**Task statement:** Write out the whole listing again, exactly as given.
* * * * * * * * *
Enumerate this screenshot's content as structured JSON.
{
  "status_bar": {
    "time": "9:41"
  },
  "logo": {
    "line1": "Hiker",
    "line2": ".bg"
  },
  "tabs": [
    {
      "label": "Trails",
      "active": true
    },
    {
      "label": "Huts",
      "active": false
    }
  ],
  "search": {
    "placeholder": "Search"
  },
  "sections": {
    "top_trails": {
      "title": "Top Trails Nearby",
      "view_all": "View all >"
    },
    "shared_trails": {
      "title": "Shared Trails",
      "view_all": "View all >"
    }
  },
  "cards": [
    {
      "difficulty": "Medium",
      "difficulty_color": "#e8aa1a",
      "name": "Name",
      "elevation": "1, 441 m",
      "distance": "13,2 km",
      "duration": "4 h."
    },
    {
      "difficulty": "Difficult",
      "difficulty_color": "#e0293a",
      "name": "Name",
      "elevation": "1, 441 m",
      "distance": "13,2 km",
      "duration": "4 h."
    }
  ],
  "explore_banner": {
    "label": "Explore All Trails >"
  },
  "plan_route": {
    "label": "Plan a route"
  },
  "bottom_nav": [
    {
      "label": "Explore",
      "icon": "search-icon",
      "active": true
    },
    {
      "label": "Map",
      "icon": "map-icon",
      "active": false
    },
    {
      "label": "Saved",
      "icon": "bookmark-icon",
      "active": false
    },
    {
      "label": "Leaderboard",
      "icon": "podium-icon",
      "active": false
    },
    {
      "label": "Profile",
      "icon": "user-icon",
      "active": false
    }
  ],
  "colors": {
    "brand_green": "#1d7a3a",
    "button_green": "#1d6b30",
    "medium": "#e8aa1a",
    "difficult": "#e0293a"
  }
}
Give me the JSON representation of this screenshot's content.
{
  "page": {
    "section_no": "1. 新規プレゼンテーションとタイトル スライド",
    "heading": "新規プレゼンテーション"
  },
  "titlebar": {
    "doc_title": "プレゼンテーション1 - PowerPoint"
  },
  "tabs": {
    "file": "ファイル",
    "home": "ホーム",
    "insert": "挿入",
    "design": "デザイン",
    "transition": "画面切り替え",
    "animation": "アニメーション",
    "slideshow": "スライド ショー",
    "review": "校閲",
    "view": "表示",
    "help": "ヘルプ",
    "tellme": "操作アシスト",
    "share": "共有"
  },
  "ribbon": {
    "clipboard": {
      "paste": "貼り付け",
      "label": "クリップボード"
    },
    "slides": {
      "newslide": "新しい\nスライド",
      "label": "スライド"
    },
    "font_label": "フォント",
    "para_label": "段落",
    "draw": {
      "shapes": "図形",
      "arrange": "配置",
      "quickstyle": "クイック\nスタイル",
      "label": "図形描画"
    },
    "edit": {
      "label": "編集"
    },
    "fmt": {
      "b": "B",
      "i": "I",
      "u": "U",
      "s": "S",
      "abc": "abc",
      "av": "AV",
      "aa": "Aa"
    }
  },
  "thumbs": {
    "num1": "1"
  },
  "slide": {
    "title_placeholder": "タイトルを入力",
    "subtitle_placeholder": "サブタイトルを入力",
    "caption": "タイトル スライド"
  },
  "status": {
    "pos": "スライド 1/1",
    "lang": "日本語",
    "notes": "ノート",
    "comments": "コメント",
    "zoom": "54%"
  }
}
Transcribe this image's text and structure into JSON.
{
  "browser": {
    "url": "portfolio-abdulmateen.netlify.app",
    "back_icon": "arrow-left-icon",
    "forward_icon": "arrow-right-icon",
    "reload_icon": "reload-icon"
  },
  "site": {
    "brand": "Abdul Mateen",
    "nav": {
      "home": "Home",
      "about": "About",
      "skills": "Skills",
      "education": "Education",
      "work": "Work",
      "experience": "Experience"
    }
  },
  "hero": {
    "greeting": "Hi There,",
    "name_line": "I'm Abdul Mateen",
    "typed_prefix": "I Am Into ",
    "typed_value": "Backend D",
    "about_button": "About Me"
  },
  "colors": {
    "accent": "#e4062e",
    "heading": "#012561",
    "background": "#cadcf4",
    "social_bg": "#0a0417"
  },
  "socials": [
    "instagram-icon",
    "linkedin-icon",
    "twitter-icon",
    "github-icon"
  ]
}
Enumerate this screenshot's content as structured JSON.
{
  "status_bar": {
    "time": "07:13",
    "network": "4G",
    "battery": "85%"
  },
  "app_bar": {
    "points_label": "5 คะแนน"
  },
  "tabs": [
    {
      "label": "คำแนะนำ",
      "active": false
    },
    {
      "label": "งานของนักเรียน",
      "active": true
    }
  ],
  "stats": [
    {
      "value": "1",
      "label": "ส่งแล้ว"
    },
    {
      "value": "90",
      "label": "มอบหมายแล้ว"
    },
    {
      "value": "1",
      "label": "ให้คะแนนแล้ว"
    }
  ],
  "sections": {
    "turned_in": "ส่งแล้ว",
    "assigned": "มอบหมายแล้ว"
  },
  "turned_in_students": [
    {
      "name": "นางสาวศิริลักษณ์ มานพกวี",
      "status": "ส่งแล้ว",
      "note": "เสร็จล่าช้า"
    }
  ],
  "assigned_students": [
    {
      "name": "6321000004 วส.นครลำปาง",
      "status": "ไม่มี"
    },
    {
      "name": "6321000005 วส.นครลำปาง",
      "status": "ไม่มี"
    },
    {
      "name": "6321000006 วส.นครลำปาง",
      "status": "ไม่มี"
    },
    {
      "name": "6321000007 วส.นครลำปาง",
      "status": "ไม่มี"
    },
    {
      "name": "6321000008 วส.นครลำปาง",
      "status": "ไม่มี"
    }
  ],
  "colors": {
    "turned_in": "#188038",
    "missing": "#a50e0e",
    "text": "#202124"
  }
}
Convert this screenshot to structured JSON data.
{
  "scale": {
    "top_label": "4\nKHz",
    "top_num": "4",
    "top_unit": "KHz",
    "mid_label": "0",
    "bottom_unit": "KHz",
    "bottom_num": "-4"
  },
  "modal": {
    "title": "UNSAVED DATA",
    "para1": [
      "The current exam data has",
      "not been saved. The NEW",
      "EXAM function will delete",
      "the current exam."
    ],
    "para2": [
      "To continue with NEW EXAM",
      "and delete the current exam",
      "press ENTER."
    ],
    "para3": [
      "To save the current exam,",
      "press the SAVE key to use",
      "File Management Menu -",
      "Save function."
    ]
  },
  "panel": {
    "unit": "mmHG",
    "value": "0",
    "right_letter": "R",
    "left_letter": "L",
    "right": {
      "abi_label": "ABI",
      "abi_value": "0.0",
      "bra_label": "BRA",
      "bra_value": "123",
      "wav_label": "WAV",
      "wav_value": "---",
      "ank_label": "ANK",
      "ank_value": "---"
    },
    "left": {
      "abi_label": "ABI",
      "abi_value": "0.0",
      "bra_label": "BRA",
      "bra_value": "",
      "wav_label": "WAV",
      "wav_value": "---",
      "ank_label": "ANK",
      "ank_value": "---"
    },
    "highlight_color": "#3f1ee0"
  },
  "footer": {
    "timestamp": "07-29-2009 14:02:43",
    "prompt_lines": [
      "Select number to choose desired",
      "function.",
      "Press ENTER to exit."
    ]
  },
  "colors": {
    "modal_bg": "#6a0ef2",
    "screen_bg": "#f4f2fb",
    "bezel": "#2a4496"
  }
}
* * * * * * * * *
**Reply:**
Enumerate this screenshot's content as structured JSON.
{
  "status_bar": {
    "time": "9:41"
  },
  "logo": {
    "line1": "Hiker",
    "line2": ".bg"
  },
  "tabs": [
    {
      "label": "Trails",
      "active": true
    },
    {
      "label": "Huts",
      "active": false
    }
  ],
  "search": {
    "placeholder": "Search"
  },
  "sections": {
    "top_trails": {
      "title": "Top Trails Nearby",
      "view_all": "View all >"
    },
    "shared_trails": {
      "title": "Shared Trails",
      "view_all": "View all >"
    }
  },
  "cards": [
    {
      "difficulty": "Medium",
      "difficulty_color": "#e8aa1a",
      "name": "Name",
      "elevation": "1, 441 m",
      "distance": "13,2 km",
      "duration": "4 h."
    },
    {
      "difficulty": "Difficult",
      "difficulty_color": "#e0293a",
      "name": "Name",
      "elevation": "1, 441 m",
      "distance": "13,2 km",
      "duration": "4 h."
    }
  ],
  "explore_banner": {
    "label": "Explore All Trails >"
  },
  "plan_route": {
    "label": "Plan a route"
  },
  "bottom_nav": [
    {
      "label": "Explore",
      "icon": "search-icon",
      "active": true
    },
    {
      "label": "Map",
      "icon": "map-icon",
      "active": false
    },
    {
      "label": "Saved",
      "icon": "bookmark-icon",
      "active": false
    },
    {
      "label": "Leaderboard",
      "icon": "podium-icon",
      "active": false
    },
    {
      "label": "Profile",
      "icon": "user-icon",
      "active": false
    }
  ],
  "colors": {
    "brand_green": "#1d7a3a",
    "button_green": "#1d6b30",
    "medium": "#e8aa1a",
    "difficult": "#e0293a"
  }
}
Give me the JSON representation of this screenshot's content.
{
  "page": {
    "section_no": "1. 新規プレゼンテーションとタイトル スライド",
    "heading": "新規プレゼンテーション"
  },
  "titlebar": {
    "doc_title": "プレゼンテーション1 - PowerPoint"
  },
  "tabs": {
    "file": "ファイル",
    "home": "ホーム",
    "insert": "挿入",
    "design": "デザイン",
    "transition": "画面切り替え",
    "animation": "アニメーション",
    "slideshow": "スライド ショー",
    "review": "校閲",
    "view": "表示",
    "help": "ヘルプ",
    "tellme": "操作アシスト",
    "share": "共有"
  },
  "ribbon": {
    "clipboard": {
      "paste": "貼り付け",
      "label": "クリップボード"
    },
    "slides": {
      "newslide": "新しい\nスライド",
      "label": "スライド"
    },
    "font_label": "フォント",
    "para_label": "段落",
    "draw": {
      "shapes": "図形",
      "arrange": "配置",
      "quickstyle": "クイック\nスタイル",
      "label": "図形描画"
    },
    "edit": {
      "label": "編集"
    },
    "fmt": {
      "b": "B",
      "i": "I",
      "u": "U",
      "s": "S",
      "abc": "abc",
      "av": "AV",
      "aa": "Aa"
    }
  },
  "thumbs": {
    "num1": "1"
  },
  "slide": {
    "title_placeholder": "タイトルを入力",
    "subtitle_placeholder": "サブタイトルを入力",
    "caption": "タイトル スライド"
  },
  "status": {
    "pos": "スライド 1/1",
    "lang": "日本語",
    "notes": "ノート",
    "comments": "コメント",
    "zoom": "54%"
  }
}
Transcribe this image's text and structure into JSON.
{
  "browser": {
    "url": "portfolio-abdulmateen.netlify.app",
    "back_icon": "arrow-left-icon",
    "forward_icon": "arrow-right-icon",
    "reload_icon": "reload-icon"
  },
  "site": {
    "brand": "Abdul Mateen",
    "nav": {
      "home": "Home",
      "about": "About",
      "skills": "Skills",
      "education": "Education",
      "work": "Work",
      "experience": "Experience"
    }
  },
  "hero": {
    "greeting": "Hi There,",
    "name_line": "I'm Abdul Mateen",
    "typed_prefix": "I Am Into ",
    "typed_value": "Backend D",
    "about_button": "About Me"
  },
  "colors": {
    "accent": "#e4062e",
    "heading": "#012561",
    "background": "#cadcf4",
    "social_bg": "#0a0417"
  },
  "socials": [
    "instagram-icon",
    "linkedin-icon",
    "twitter-icon",
    "github-icon"
  ]
}
Enumerate this screenshot's content as structured JSON.
{
  "status_bar": {
    "time": "07:13",
    "network": "4G",
    "battery": "85%"
  },
  "app_bar": {
    "points_label": "5 คะแนน"
  },
  "tabs": [
    {
      "label": "คำแนะนำ",
      "active": false
    },
    {
      "label": "งานของนักเรียน",
      "active": true
    }
  ],
  "stats": [
    {
      "value": "1",
      "label": "ส่งแล้ว"
    },
    {
      "value": "90",
      "label": "มอบหมายแล้ว"
    },
    {
      "value": "1",
      "label": "ให้คะแนนแล้ว"
    }
  ],
  "sections": {
    "turned_in": "ส่งแล้ว",
    "assigned": "มอบหมายแล้ว"
  },
  "turned_in_students": [
    {
      "name": "นางสาวศิริลักษณ์ มานพกวี",
      "status": "ส่งแล้ว",
      "note": "เสร็จล่าช้า"
    }
  ],
  "assigned_students": [
    {
      "name": "6321000004 วส.นครลำปาง",
      "status": "ไม่มี"
    },
    {
      "name": "6321000005 วส.นครลำปาง",
      "status": "ไม่มี"
    },
    {
      "name": "6321000006 วส.นครลำปาง",
      "status": "ไม่มี"
    },
    {
      "name": "6321000007 วส.นครลำปาง",
      "status": "ไม่มี"
    },
    {
      "name": "6321000008 วส.นครลำปาง",
      "status": "ไม่มี"
    }
  ],
  "colors": {
    "turned_in": "#188038",
    "missing": "#a50e0e",
    "text": "#202124"
  }
}
Convert this screenshot to structured JSON data.
{
  "scale": {
    "top_label": "4\nKHz",
    "top_num": "4",
    "top_unit": "KHz",
    "mid_label": "0",
    "bottom_unit": "KHz",
    "bottom_num": "-4"
  },
  "modal": {
    "title": "UNSAVED DATA",
    "para1": [
      "The current exam data has",
      "not been saved. The NEW",
      "EXAM function will delete",
      "the current exam."
    ],
    "para2": [
      "To continue with NEW EXAM",
      "and delete the current exam",
      "press ENTER."
    ],
    "para3": [
      "To save the current exam,",
      "press the SAVE key to use",
      "File Management Menu -",
      "Save function."
    ]
  },
  "panel": {
    "unit": "mmHG",
    "value": "0",
    "right_letter": "R",
    "left_letter": "L",
    "right": {
      "abi_label": "ABI",
      "abi_value": "0.0",
      "bra_label": "BRA",
      "bra_value": "123",
      "wav_label": "WAV",
      "wav_value": "---",
      "ank_label": "ANK",
      "ank_value": "---"
    },
    "left": {
      "abi_label": "ABI",
      "abi_value": "0.0",
      "bra_label": "BRA",
      "bra_value": "",
      "wav_label": "WAV",
      "wav_value": "---",
      "ank_label": "ANK",
      "ank_value": "---"
    },
    "highlight_color": "#3f1ee0"
  },
  "footer": {
    "timestamp": "07-29-2009 14:02:43",
    "prompt_lines": [
      "Select number to choose desired",
      "function.",
      "Press ENTER to exit."
    ]
  },
  "colors": {
    "modal_bg": "#6a0ef2",
    "screen_bg": "#f4f2fb",
    "bezel": "#2a4496"
  }
}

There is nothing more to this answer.